Your goal: Each line that follows should be printed again exactly as it stands.

Stored records
# # #
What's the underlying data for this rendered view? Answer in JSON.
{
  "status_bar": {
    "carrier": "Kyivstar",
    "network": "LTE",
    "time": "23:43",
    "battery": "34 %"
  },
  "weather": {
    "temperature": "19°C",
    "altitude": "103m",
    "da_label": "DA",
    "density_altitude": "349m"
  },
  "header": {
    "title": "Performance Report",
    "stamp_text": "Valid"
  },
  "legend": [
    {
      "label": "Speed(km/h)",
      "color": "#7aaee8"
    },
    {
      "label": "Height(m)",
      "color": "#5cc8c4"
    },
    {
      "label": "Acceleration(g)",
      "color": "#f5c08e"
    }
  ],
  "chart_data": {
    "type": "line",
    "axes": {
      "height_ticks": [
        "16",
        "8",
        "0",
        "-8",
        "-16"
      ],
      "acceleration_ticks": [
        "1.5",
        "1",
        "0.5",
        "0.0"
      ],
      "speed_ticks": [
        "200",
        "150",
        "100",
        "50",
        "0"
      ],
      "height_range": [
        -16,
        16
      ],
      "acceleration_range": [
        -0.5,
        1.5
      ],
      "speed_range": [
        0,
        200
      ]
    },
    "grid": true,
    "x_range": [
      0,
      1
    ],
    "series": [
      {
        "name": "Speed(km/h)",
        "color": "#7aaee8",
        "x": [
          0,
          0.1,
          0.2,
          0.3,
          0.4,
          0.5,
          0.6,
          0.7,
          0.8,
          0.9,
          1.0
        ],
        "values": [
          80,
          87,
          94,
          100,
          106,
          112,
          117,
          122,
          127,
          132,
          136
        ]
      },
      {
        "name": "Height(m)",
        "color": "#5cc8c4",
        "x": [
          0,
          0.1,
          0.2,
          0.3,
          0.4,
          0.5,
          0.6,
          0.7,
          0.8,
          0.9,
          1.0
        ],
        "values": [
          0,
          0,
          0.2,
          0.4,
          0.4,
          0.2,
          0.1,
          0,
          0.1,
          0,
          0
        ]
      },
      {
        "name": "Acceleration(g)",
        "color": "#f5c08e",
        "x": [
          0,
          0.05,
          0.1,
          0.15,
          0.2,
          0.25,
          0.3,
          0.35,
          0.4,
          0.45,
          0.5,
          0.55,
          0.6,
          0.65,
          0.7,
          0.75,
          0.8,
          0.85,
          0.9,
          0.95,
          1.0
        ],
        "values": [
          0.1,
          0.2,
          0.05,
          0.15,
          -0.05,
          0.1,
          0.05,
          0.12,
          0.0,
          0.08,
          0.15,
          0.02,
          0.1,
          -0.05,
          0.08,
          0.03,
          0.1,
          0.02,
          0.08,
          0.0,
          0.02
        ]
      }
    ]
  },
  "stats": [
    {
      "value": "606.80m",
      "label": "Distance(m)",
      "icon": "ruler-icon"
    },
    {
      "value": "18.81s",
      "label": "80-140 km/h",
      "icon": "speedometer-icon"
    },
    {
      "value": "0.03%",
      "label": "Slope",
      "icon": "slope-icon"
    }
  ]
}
# # #
Worked solution:
What's the underlying data for this rendered view? Answer in JSON.
{
  "status_bar": {
    "carrier": "Kyivstar",
    "network": "LTE",
    "time": "23:43",
    "battery": "34 %"
  },
  "weather": {
    "temperature": "19°C",
    "altitude": "103m",
    "da_label": "DA",
    "density_altitude": "349m"
  },
  "header": {
    "title": "Performance Report",
    "stamp_text": "Valid"
  },
  "legend": [
    {
      "label": "Speed(km/h)",
      "color": "#7aaee8"
    },
    {
      "label": "Height(m)",
      "color": "#5cc8c4"
    },
    {
      "label": "Acceleration(g)",
      "color": "#f5c08e"
    }
  ],
  "chart_data": {
    "type": "line",
    "axes": {
      "height_ticks": [
        "16",
        "8",
        "0",
        "-8",
        "-16"
      ],
      "acceleration_ticks": [
        "1.5",
        "1",
        "0.5",
        "0.0"
      ],
      "speed_ticks": [
        "200",
        "150",
        "100",
        "50",
        "0"
      ],
      "height_range": [
        -16,
        16
      ],
      "acceleration_range": [
        -0.5,
        1.5
      ],
      "speed_range": [
        0,
        200
      ]
    },
    "grid": true,
    "x_range": [
      0,
      1
    ],
    "series": [
      {
        "name": "Speed(km/h)",
        "color": "#7aaee8",
        "x": [
          0,
          0.1,
          0.2,
          0.3,
          0.4,
          0.5,
          0.6,
          0.7,
          0.8,
          0.9,
          1.0
        ],
        "values": [
          80,
          87,
          94,
          100,
          106,
          112,
          117,
          122,
          127,
          132,
          136
        ]
      },
      {
        "name": "Height(m)",
        "color": "#5cc8c4",
        "x": [
          0,
          0.1,
          0.2,
          0.3,
          0.4,
          0.5,
          0.6,
          0.7,
          0.8,
          0.9,
          1.0
        ],
        "values": [
          0,
          0,
          0.2,
          0.4,
          0.4,
          0.2,
          0.1,
          0,
          0.1,
          0,
          0
        ]
      },
      {
        "name": "Acceleration(g)",
        "color": "#f5c08e",
        "x": [
          0,
          0.05,
          0.1,
          0.15,
          0.2,
          0.25,
          0.3,
          0.35,
          0.4,
          0.45,
          0.5,
          0.55,
          0.6,
          0.65,
          0.7,
          0.75,
          0.8,
          0.85,
          0.9,
          0.95,
          1.0
        ],
        "values": [
          0.1,
          0.2,
          0.05,
          0.15,
          -0.05,
          0.1,
          0.05,
          0.12,
          0.0,
          0.08,
          0.15,
          0.02,
          0.1,
          -0.05,
          0.08,
          0.03,
          0.1,
          0.02,
          0.08,
          0.0,
          0.02
        ]
      }
    ]
  },
  "stats": [
    {
      "value": "606.80m",
      "label": "Distance(m)",
      "icon": "ruler-icon"
    },
    {
      "value": "18.81s",
      "label": "80-140 km/h",
      "icon": "speedometer-icon"
    },
    {
      "value": "0.03%",
      "label": "Slope",
      "icon": "slope-icon"
    }
  ]
}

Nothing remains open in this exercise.